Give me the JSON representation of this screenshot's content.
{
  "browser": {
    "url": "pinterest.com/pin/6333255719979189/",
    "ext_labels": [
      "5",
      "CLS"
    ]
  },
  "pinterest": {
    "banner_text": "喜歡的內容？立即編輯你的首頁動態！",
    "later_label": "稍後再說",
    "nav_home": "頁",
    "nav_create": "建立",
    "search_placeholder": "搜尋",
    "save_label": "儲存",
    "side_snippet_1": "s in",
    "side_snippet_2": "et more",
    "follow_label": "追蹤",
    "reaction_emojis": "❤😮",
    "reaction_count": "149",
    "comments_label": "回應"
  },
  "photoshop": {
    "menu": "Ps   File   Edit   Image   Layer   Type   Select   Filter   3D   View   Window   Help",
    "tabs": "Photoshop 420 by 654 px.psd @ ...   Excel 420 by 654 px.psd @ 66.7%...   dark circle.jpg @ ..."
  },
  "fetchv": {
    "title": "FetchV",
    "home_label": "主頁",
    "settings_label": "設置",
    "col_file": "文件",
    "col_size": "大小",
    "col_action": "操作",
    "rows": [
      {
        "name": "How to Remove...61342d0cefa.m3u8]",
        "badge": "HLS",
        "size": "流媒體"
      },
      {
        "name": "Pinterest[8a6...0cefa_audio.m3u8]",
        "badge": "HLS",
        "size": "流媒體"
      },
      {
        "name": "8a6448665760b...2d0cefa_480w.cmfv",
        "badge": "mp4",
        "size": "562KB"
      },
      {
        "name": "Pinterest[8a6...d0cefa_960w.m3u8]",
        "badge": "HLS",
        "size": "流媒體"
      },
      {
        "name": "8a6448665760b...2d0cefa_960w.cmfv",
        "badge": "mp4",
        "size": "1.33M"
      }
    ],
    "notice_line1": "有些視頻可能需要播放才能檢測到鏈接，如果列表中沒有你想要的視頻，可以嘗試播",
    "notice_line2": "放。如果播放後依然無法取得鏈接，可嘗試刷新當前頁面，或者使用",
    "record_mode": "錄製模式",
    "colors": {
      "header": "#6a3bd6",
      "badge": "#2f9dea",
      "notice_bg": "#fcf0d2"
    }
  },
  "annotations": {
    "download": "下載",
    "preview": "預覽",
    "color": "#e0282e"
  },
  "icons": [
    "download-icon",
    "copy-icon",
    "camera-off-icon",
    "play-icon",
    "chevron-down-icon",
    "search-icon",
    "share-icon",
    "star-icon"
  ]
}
--------------------------------
Write out every entry verbatim.

Give me the JSON representation of this screenshot's content.
{
  "browser": {
    "url": "pinterest.com/pin/6333255719979189/",
    "ext_labels": [
      "5",
      "CLS"
    ]
  },
  "pinterest": {
    "banner_text": "喜歡的內容？立即編輯你的首頁動態！",
    "later_label": "稍後再說",
    "nav_home": "頁",
    "nav_create": "建立",
    "search_placeholder": "搜尋",
    "save_label": "儲存",
    "side_snippet_1": "s in",
    "side_snippet_2": "et more",
    "follow_label": "追蹤",
    "reaction_emojis": "❤😮",
    "reaction_count": "149",
    "comments_label": "回應"
  },
  "photoshop": {
    "menu": "Ps   File   Edit   Image   Layer   Type   Select   Filter   3D   View   Window   Help",
    "tabs": "Photoshop 420 by 654 px.psd @ ...   Excel 420 by 654 px.psd @ 66.7%...   dark circle.jpg @ ..."
  },
  "fetchv": {
    "title": "FetchV",
    "home_label": "主頁",
    "settings_label": "設置",
    "col_file": "文件",
    "col_size": "大小",
    "col_action": "操作",
    "rows": [
      {
        "name": "How to Remove...61342d0cefa.m3u8]",
        "badge": "HLS",
        "size": "流媒體"
      },
      {
        "name": "Pinterest[8a6...0cefa_audio.m3u8]",
        "badge": "HLS",
        "size": "流媒體"
      },
      {
        "name": "8a6448665760b...2d0cefa_480w.cmfv",
        "badge": "mp4",
        "size": "562KB"
      },
      {
        "name": "Pinterest[8a6...d0cefa_960w.m3u8]",
        "badge": "HLS",
        "size": "流媒體"
      },
      {
        "name": "8a6448665760b...2d0cefa_960w.cmfv",
        "badge": "mp4",
        "size": "1.33M"
      }
    ],
    "notice_line1": "有些視頻可能需要播放才能檢測到鏈接，如果列表中沒有你想要的視頻，可以嘗試播",
    "notice_line2": "放。如果播放後依然無法取得鏈接，可嘗試刷新當前頁面，或者使用",
    "record_mode": "錄製模式",
    "colors": {
      "header": "#6a3bd6",
      "badge": "#2f9dea",
      "notice_bg": "#fcf0d2"
    }
  },
  "annotations": {
    "download": "下載",
    "preview": "預覽",
    "color": "#e0282e"
  },
  "icons": [
    "download-icon",
    "copy-icon",
    "camera-off-icon",
    "play-icon",
    "chevron-down-icon",
    "search-icon",
    "share-icon",
    "star-icon"
  ]
}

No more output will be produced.